To do >> Update the items below by replacing every occurrence of "staticText" with "text", leaving everything else unchanged. Omit the pictures from your answer.

Data entries >>
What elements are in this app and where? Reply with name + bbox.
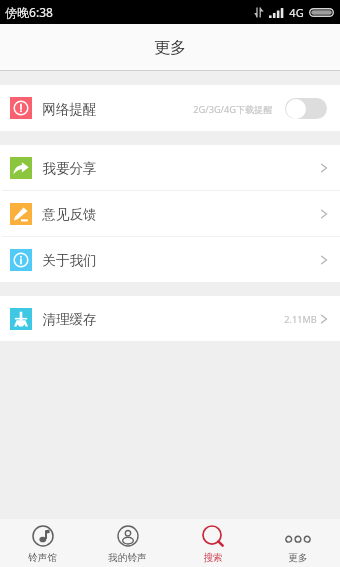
other: Open — [321, 255, 327, 265]
button[interactable]: 清理缓存 — [0, 296, 340, 341]
button[interactable]: 意见反馈 — [0, 191, 340, 236]
staticText: 更多 — [288, 552, 308, 564]
button[interactable]: 铃声馆 — [0, 519, 85, 567]
button[interactable]: 我要分享 — [0, 145, 340, 190]
staticText: 清理缓存 — [42, 311, 97, 328]
staticText: 2G/3G/4G下载提醒 — [193, 103, 273, 116]
staticText: 铃声馆 — [28, 552, 57, 564]
button[interactable]: Toggle download reminder — [285, 98, 327, 119]
staticText: 我的铃声 — [108, 552, 147, 564]
button[interactable]: 我的铃声 — [85, 519, 170, 567]
staticText: 更多 — [154, 38, 186, 58]
staticText: 网络提醒 — [42, 101, 97, 118]
other: Open — [321, 314, 327, 324]
staticText: 我要分享 — [42, 160, 97, 177]
button[interactable]: 搜索 — [170, 519, 255, 567]
other: Open — [321, 209, 327, 219]
button[interactable]: 网络提醒 — [0, 85, 340, 131]
button[interactable]: 关于我们 — [0, 237, 340, 282]
staticText: 4G — [289, 5, 304, 20]
staticText: 2.11MB — [284, 313, 317, 326]
button[interactable]: 更多 — [255, 519, 340, 567]
other: Open — [321, 163, 327, 173]
staticText: 意见反馈 — [42, 206, 97, 223]
staticText: 傍晚6:38 — [5, 4, 53, 20]
staticText: 搜索 — [203, 552, 223, 564]
staticText: 关于我们 — [42, 252, 97, 269]
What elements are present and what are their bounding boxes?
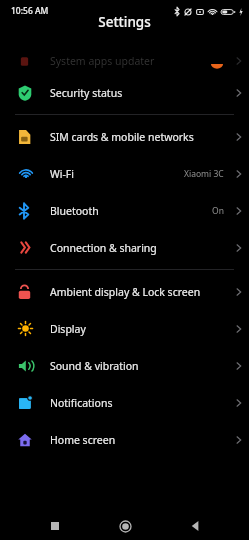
staticText: Connection & sharing — [50, 241, 229, 255]
button[interactable]: Back — [160, 512, 230, 540]
staticText: Xiaomi 3C — [184, 168, 224, 180]
staticText: Display — [50, 322, 229, 336]
staticText: Home screen — [50, 433, 229, 447]
button[interactable]: Connection & sharing — [0, 229, 249, 266]
staticText: Sound & vibration — [50, 359, 229, 373]
staticText: On — [212, 205, 224, 217]
staticText: SIM cards & mobile networks — [50, 130, 229, 144]
button[interactable]: Home — [90, 512, 160, 540]
staticText: Settings — [0, 13, 249, 31]
button[interactable]: Notifications — [0, 384, 249, 421]
button[interactable]: Wi-Fi — [0, 155, 249, 192]
staticText: Notifications — [50, 396, 229, 410]
button[interactable]: Recent apps — [20, 512, 90, 540]
button[interactable]: System apps updater — [0, 48, 249, 74]
button[interactable]: Ambient display & Lock screen — [0, 273, 249, 310]
button[interactable]: Security status — [0, 74, 249, 111]
staticText: Ambient display & Lock screen — [50, 285, 229, 299]
staticText: Security status — [50, 86, 229, 100]
button[interactable]: Bluetooth — [0, 192, 249, 229]
staticText: Wi-Fi — [50, 167, 184, 181]
button[interactable]: Display — [0, 310, 249, 347]
button[interactable]: Sound & vibration — [0, 347, 249, 384]
button[interactable]: SIM cards & mobile networks — [0, 118, 249, 155]
staticText: Bluetooth — [50, 204, 212, 218]
button[interactable]: Home screen — [0, 421, 249, 458]
staticText: 10:56 AM — [11, 5, 49, 17]
staticText: System apps updater — [50, 54, 210, 68]
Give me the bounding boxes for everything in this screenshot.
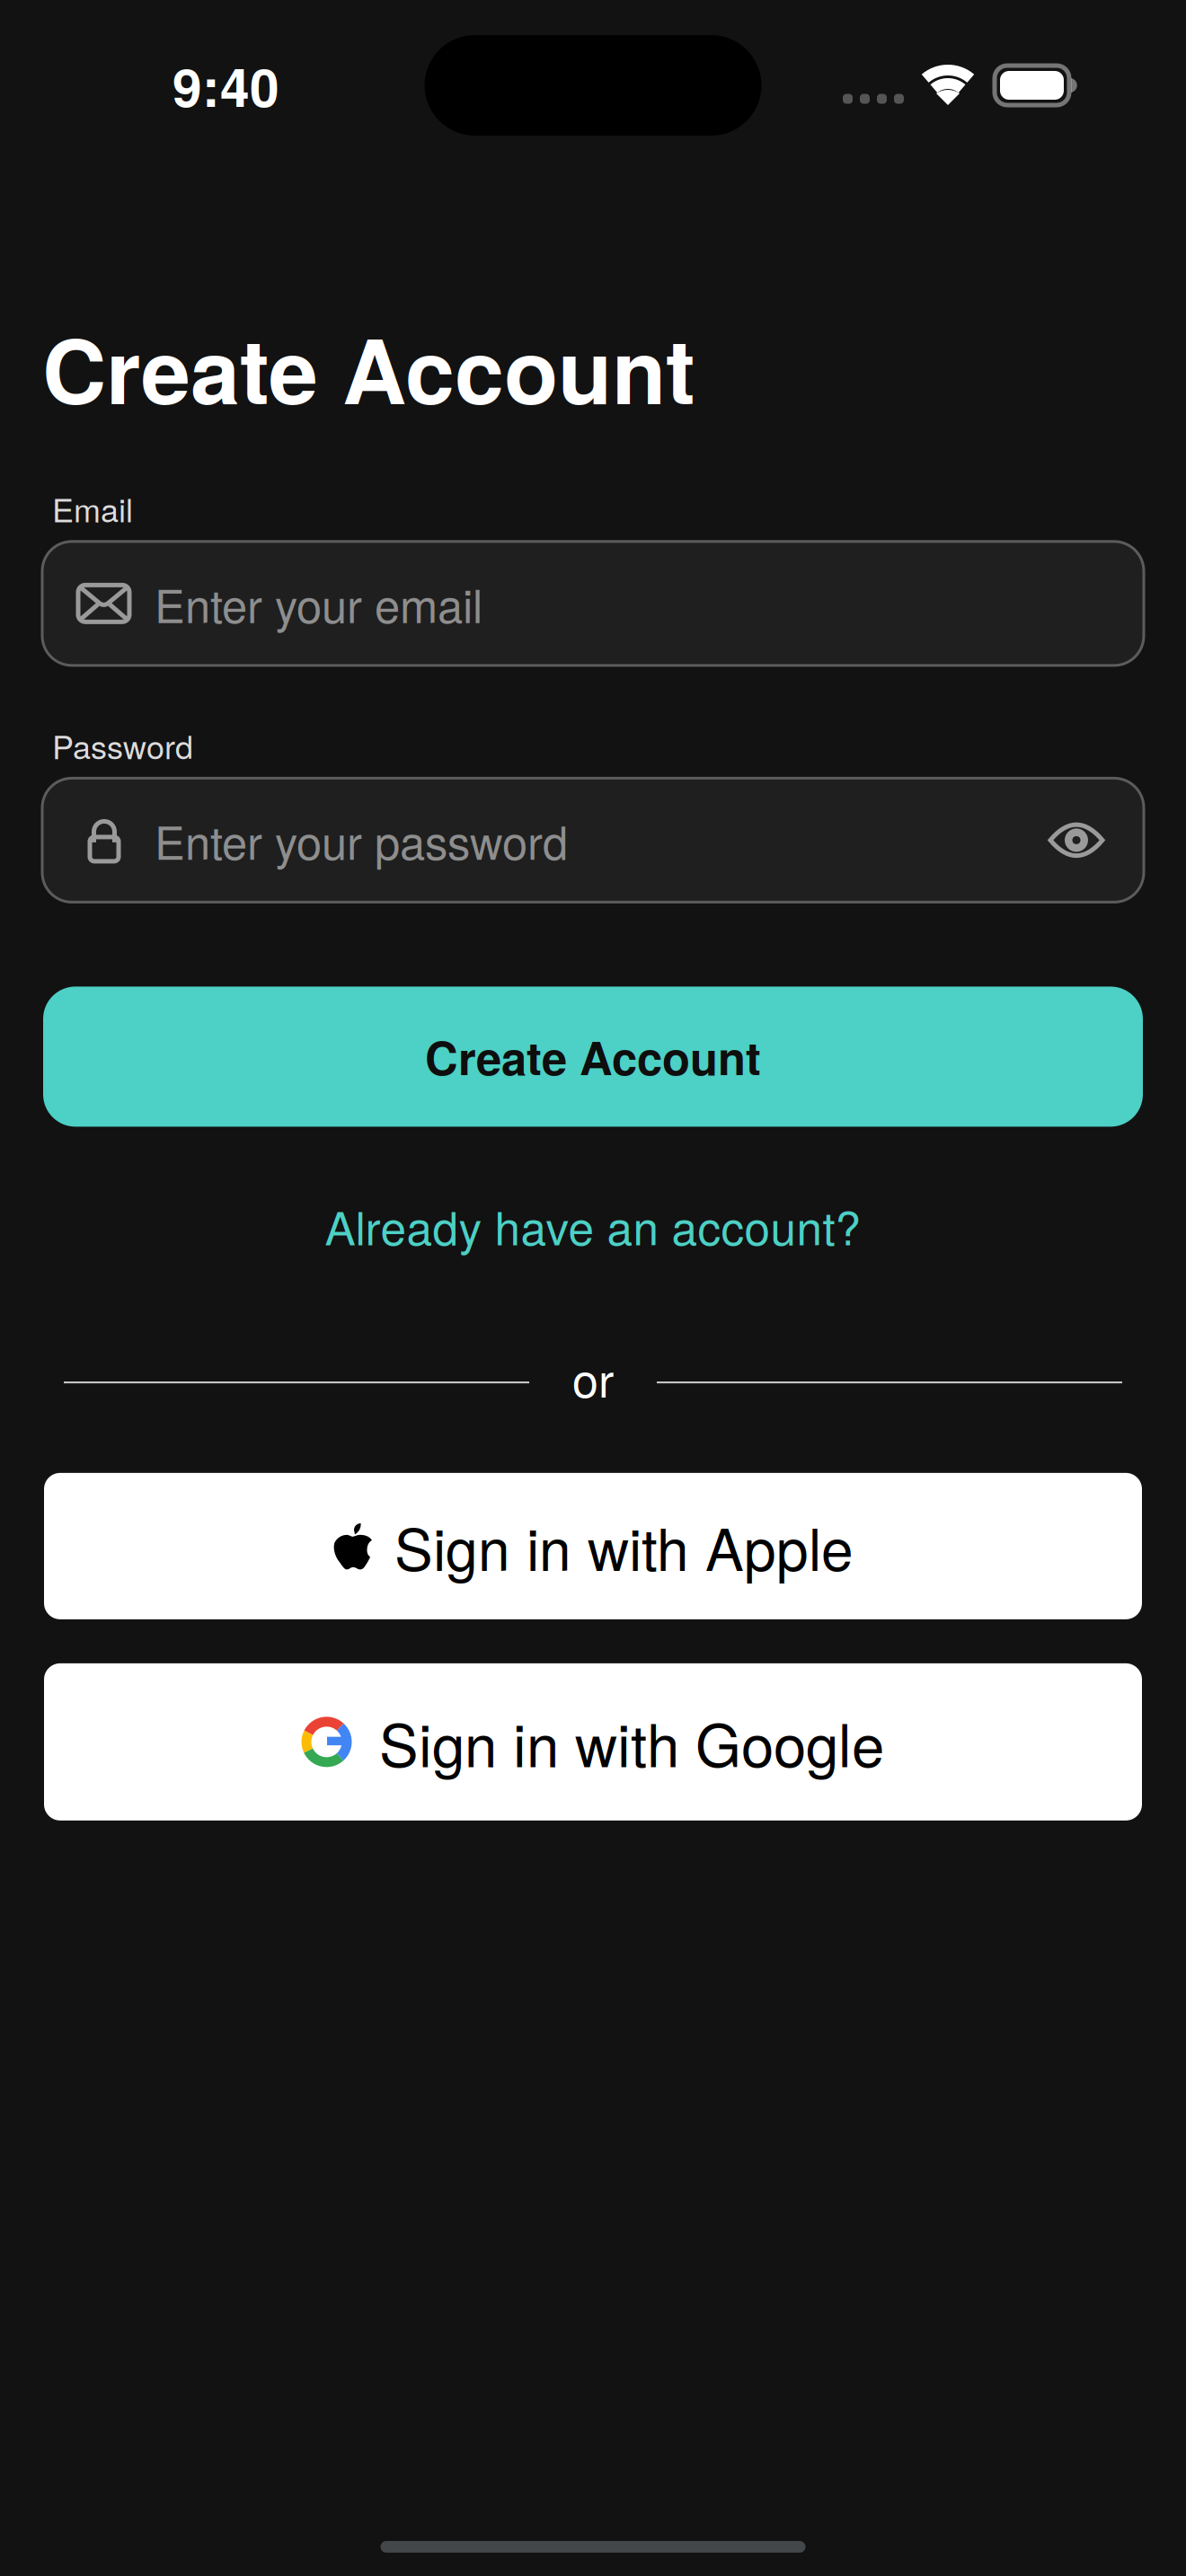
- staticText: Enter your password: [155, 808, 568, 873]
- staticText: Password: [52, 722, 193, 768]
- staticText: 9:40: [173, 48, 279, 123]
- staticText: Email: [52, 485, 133, 532]
- staticText: Create Account: [42, 304, 695, 431]
- button[interactable]: Already have an account?: [0, 1192, 1186, 1259]
- staticText: Enter your email: [155, 571, 482, 636]
- staticText: Create Account: [425, 1024, 761, 1089]
- staticText: Sign in with Google: [379, 1700, 884, 1784]
- button[interactable]: Create Account: [43, 987, 1143, 1127]
- button[interactable]: Sign in with Google: [44, 1663, 1142, 1821]
- staticText: Sign in with Apple: [394, 1505, 854, 1587]
- staticText: or: [572, 1344, 614, 1411]
- staticText: Already have an account?: [325, 1192, 861, 1258]
- button[interactable]: Sign in with Apple: [44, 1473, 1142, 1619]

Final result >>
What elements are in this app and where? Reply with name + bbox.
other: Open — [321, 255, 327, 265]
button[interactable]: 清理缓存 — [0, 296, 340, 341]
button[interactable]: 意见反馈 — [0, 191, 340, 236]
text: 更多 — [288, 552, 308, 564]
button[interactable]: 铃声馆 — [0, 519, 85, 567]
button[interactable]: 我要分享 — [0, 145, 340, 190]
text: 清理缓存 — [42, 311, 97, 328]
text: 2G/3G/4G下载提醒 — [193, 103, 273, 116]
text: 铃声馆 — [28, 552, 57, 564]
button[interactable]: Toggle download reminder — [285, 98, 327, 119]
text: 我的铃声 — [108, 552, 147, 564]
button[interactable]: 我的铃声 — [85, 519, 170, 567]
text: 更多 — [154, 38, 186, 58]
text: 网络提醒 — [42, 101, 97, 118]
other: Open — [321, 314, 327, 324]
text: 我要分享 — [42, 160, 97, 177]
button[interactable]: 搜索 — [170, 519, 255, 567]
other: Open — [321, 209, 327, 219]
button[interactable]: 网络提醒 — [0, 85, 340, 131]
button[interactable]: 关于我们 — [0, 237, 340, 282]
text: 4G — [289, 5, 304, 20]
text: 2.11MB — [284, 313, 317, 326]
button[interactable]: 更多 — [255, 519, 340, 567]
other: Open — [321, 163, 327, 173]
text: 意见反馈 — [42, 206, 97, 223]
text: 傍晚6:38 — [5, 4, 53, 20]
text: 搜索 — [203, 552, 223, 564]
text: 关于我们 — [42, 252, 97, 269]
What elements are present and what are their bounding boxes?
text: Connection & sharing — [50, 241, 229, 255]
button[interactable]: Back — [160, 512, 230, 540]
text: Xiaomi 3C — [184, 168, 224, 180]
text: Display — [50, 322, 229, 336]
text: Home screen — [50, 433, 229, 447]
button[interactable]: Connection & sharing — [0, 229, 249, 266]
text: Sound & vibration — [50, 359, 229, 373]
text: On — [212, 205, 224, 217]
text: SIM cards & mobile networks — [50, 130, 229, 144]
button[interactable]: Home — [90, 512, 160, 540]
text: Settings — [0, 13, 249, 31]
button[interactable]: Notifications — [0, 384, 249, 421]
button[interactable]: Wi-Fi — [0, 155, 249, 192]
text: Notifications — [50, 396, 229, 410]
button[interactable]: Recent apps — [20, 512, 90, 540]
button[interactable]: System apps updater — [0, 48, 249, 74]
button[interactable]: Ambient display & Lock screen — [0, 273, 249, 310]
button[interactable]: Security status — [0, 74, 249, 111]
text: Ambient display & Lock screen — [50, 285, 229, 299]
text: Security status — [50, 86, 229, 100]
button[interactable]: Bluetooth — [0, 192, 249, 229]
text: Wi-Fi — [50, 167, 184, 181]
button[interactable]: Display — [0, 310, 249, 347]
button[interactable]: Sound & vibration — [0, 347, 249, 384]
button[interactable]: SIM cards & mobile networks — [0, 118, 249, 155]
text: Bluetooth — [50, 204, 212, 218]
button[interactable]: Home screen — [0, 421, 249, 458]
text: 10:56 AM — [11, 5, 49, 17]
text: System apps updater — [50, 54, 210, 68]
Give me the bounding boxes for everything in this screenshot.
- text: Enter your password: [155, 808, 568, 873]
- text: Password: [52, 722, 193, 768]
- text: 9:40: [173, 48, 279, 123]
- text: Email: [52, 485, 133, 532]
- text: Create Account: [42, 304, 695, 431]
- button[interactable]: Already have an account?: [0, 1192, 1186, 1259]
- text: Enter your email: [155, 571, 482, 636]
- text: Create Account: [425, 1024, 761, 1089]
- text: Sign in with Google: [379, 1700, 884, 1784]
- button[interactable]: Create Account: [43, 987, 1143, 1127]
- button[interactable]: Sign in with Google: [44, 1663, 1142, 1821]
- text: Sign in with Apple: [394, 1505, 854, 1587]
- text: or: [572, 1344, 614, 1411]
- text: Already have an account?: [325, 1192, 861, 1258]
- button[interactable]: Sign in with Apple: [44, 1473, 1142, 1619]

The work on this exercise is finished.